Faithfully return all lines, omitting every embedded picture.

DATASET CONTENT »

↓↓↓

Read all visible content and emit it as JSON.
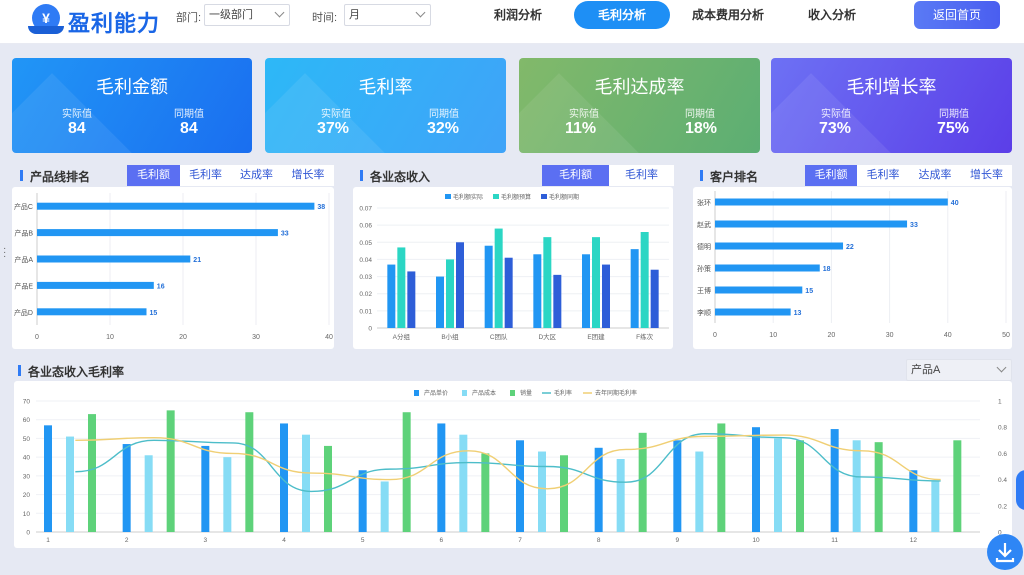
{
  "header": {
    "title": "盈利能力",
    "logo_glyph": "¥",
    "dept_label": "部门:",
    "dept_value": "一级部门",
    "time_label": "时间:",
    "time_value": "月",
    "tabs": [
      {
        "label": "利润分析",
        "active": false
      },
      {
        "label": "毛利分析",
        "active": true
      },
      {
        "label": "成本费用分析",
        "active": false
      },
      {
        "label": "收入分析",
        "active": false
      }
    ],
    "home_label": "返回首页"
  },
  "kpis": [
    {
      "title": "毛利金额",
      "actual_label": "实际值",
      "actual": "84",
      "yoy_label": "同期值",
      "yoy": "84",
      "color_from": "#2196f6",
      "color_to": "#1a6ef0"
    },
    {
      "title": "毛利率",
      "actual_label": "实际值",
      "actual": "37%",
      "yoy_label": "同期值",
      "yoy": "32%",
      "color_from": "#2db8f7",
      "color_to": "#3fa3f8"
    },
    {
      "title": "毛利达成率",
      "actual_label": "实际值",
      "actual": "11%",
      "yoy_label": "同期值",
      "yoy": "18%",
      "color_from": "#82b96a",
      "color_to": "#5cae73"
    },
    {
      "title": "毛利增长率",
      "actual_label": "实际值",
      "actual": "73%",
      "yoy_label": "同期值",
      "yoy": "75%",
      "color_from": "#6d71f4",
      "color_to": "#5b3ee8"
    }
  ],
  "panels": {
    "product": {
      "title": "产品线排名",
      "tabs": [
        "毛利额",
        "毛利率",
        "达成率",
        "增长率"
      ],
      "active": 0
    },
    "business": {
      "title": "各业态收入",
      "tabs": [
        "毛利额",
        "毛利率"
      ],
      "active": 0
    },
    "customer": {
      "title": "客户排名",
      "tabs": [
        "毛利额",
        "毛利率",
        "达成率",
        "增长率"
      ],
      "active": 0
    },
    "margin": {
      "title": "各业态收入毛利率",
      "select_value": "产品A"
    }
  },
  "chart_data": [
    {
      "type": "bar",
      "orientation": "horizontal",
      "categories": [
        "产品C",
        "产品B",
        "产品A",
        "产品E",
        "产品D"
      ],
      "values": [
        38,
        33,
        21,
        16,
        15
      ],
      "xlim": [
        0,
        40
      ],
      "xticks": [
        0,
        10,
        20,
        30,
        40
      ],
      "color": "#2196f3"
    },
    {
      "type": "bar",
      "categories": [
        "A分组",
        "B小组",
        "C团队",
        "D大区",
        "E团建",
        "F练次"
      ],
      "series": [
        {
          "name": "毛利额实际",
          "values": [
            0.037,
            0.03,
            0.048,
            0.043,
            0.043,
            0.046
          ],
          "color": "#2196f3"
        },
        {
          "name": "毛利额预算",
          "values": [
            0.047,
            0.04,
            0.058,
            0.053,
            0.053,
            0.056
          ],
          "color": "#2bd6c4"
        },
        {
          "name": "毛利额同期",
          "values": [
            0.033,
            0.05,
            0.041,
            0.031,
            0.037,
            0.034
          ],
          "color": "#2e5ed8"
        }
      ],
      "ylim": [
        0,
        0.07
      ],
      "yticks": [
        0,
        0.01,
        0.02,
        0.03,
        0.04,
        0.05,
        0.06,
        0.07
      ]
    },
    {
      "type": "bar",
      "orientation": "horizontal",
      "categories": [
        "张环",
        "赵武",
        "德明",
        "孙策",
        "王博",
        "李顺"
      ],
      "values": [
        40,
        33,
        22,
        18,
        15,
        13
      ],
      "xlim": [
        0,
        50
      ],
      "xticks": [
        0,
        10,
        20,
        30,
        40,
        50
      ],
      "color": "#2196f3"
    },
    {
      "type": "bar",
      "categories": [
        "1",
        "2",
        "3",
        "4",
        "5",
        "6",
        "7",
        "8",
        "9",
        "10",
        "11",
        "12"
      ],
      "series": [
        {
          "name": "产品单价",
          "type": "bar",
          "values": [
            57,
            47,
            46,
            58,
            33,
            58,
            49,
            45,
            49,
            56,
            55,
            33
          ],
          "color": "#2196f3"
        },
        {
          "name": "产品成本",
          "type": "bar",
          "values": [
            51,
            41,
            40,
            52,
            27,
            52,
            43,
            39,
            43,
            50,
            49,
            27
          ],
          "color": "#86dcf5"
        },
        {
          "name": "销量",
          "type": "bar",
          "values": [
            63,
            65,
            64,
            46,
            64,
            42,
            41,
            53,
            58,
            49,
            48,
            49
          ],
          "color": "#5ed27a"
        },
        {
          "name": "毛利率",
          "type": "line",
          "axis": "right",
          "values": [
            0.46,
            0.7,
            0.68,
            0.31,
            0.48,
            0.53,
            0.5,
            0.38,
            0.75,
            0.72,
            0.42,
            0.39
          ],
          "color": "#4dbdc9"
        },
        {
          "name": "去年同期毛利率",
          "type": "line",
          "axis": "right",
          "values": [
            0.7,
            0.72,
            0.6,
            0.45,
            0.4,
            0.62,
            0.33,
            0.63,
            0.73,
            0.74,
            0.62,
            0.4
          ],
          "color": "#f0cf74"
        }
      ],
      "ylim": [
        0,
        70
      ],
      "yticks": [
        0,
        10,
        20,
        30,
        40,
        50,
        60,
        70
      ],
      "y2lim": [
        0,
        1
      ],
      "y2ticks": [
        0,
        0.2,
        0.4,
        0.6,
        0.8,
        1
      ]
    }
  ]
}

↑↑↑

FULL OUTPUT »
Read all visible content and emit it as JSON.
{
  "header": {
    "title": "盈利能力",
    "logo_glyph": "¥",
    "dept_label": "部门:",
    "dept_value": "一级部门",
    "time_label": "时间:",
    "time_value": "月",
    "tabs": [
      {
        "label": "利润分析",
        "active": false
      },
      {
        "label": "毛利分析",
        "active": true
      },
      {
        "label": "成本费用分析",
        "active": false
      },
      {
        "label": "收入分析",
        "active": false
      }
    ],
    "home_label": "返回首页"
  },
  "kpis": [
    {
      "title": "毛利金额",
      "actual_label": "实际值",
      "actual": "84",
      "yoy_label": "同期值",
      "yoy": "84",
      "color_from": "#2196f6",
      "color_to": "#1a6ef0"
    },
    {
      "title": "毛利率",
      "actual_label": "实际值",
      "actual": "37%",
      "yoy_label": "同期值",
      "yoy": "32%",
      "color_from": "#2db8f7",
      "color_to": "#3fa3f8"
    },
    {
      "title": "毛利达成率",
      "actual_label": "实际值",
      "actual": "11%",
      "yoy_label": "同期值",
      "yoy": "18%",
      "color_from": "#82b96a",
      "color_to": "#5cae73"
    },
    {
      "title": "毛利增长率",
      "actual_label": "实际值",
      "actual": "73%",
      "yoy_label": "同期值",
      "yoy": "75%",
      "color_from": "#6d71f4",
      "color_to": "#5b3ee8"
    }
  ],
  "panels": {
    "product": {
      "title": "产品线排名",
      "tabs": [
        "毛利额",
        "毛利率",
        "达成率",
        "增长率"
      ],
      "active": 0
    },
    "business": {
      "title": "各业态收入",
      "tabs": [
        "毛利额",
        "毛利率"
      ],
      "active": 0
    },
    "customer": {
      "title": "客户排名",
      "tabs": [
        "毛利额",
        "毛利率",
        "达成率",
        "增长率"
      ],
      "active": 0
    },
    "margin": {
      "title": "各业态收入毛利率",
      "select_value": "产品A"
    }
  },
  "chart_data": [
    {
      "type": "bar",
      "orientation": "horizontal",
      "categories": [
        "产品C",
        "产品B",
        "产品A",
        "产品E",
        "产品D"
      ],
      "values": [
        38,
        33,
        21,
        16,
        15
      ],
      "xlim": [
        0,
        40
      ],
      "xticks": [
        0,
        10,
        20,
        30,
        40
      ],
      "color": "#2196f3"
    },
    {
      "type": "bar",
      "categories": [
        "A分组",
        "B小组",
        "C团队",
        "D大区",
        "E团建",
        "F练次"
      ],
      "series": [
        {
          "name": "毛利额实际",
          "values": [
            0.037,
            0.03,
            0.048,
            0.043,
            0.043,
            0.046
          ],
          "color": "#2196f3"
        },
        {
          "name": "毛利额预算",
          "values": [
            0.047,
            0.04,
            0.058,
            0.053,
            0.053,
            0.056
          ],
          "color": "#2bd6c4"
        },
        {
          "name": "毛利额同期",
          "values": [
            0.033,
            0.05,
            0.041,
            0.031,
            0.037,
            0.034
          ],
          "color": "#2e5ed8"
        }
      ],
      "ylim": [
        0,
        0.07
      ],
      "yticks": [
        0,
        0.01,
        0.02,
        0.03,
        0.04,
        0.05,
        0.06,
        0.07
      ]
    },
    {
      "type": "bar",
      "orientation": "horizontal",
      "categories": [
        "张环",
        "赵武",
        "德明",
        "孙策",
        "王博",
        "李顺"
      ],
      "values": [
        40,
        33,
        22,
        18,
        15,
        13
      ],
      "xlim": [
        0,
        50
      ],
      "xticks": [
        0,
        10,
        20,
        30,
        40,
        50
      ],
      "color": "#2196f3"
    },
    {
      "type": "bar",
      "categories": [
        "1",
        "2",
        "3",
        "4",
        "5",
        "6",
        "7",
        "8",
        "9",
        "10",
        "11",
        "12"
      ],
      "series": [
        {
          "name": "产品单价",
          "type": "bar",
          "values": [
            57,
            47,
            46,
            58,
            33,
            58,
            49,
            45,
            49,
            56,
            55,
            33
          ],
          "color": "#2196f3"
        },
        {
          "name": "产品成本",
          "type": "bar",
          "values": [
            51,
            41,
            40,
            52,
            27,
            52,
            43,
            39,
            43,
            50,
            49,
            27
          ],
          "color": "#86dcf5"
        },
        {
          "name": "销量",
          "type": "bar",
          "values": [
            63,
            65,
            64,
            46,
            64,
            42,
            41,
            53,
            58,
            49,
            48,
            49
          ],
          "color": "#5ed27a"
        },
        {
          "name": "毛利率",
          "type": "line",
          "axis": "right",
          "values": [
            0.46,
            0.7,
            0.68,
            0.31,
            0.48,
            0.53,
            0.5,
            0.38,
            0.75,
            0.72,
            0.42,
            0.39
          ],
          "color": "#4dbdc9"
        },
        {
          "name": "去年同期毛利率",
          "type": "line",
          "axis": "right",
          "values": [
            0.7,
            0.72,
            0.6,
            0.45,
            0.4,
            0.62,
            0.33,
            0.63,
            0.73,
            0.74,
            0.62,
            0.4
          ],
          "color": "#f0cf74"
        }
      ],
      "ylim": [
        0,
        70
      ],
      "yticks": [
        0,
        10,
        20,
        30,
        40,
        50,
        60,
        70
      ],
      "y2lim": [
        0,
        1
      ],
      "y2ticks": [
        0,
        0.2,
        0.4,
        0.6,
        0.8,
        1
      ]
    }
  ]
}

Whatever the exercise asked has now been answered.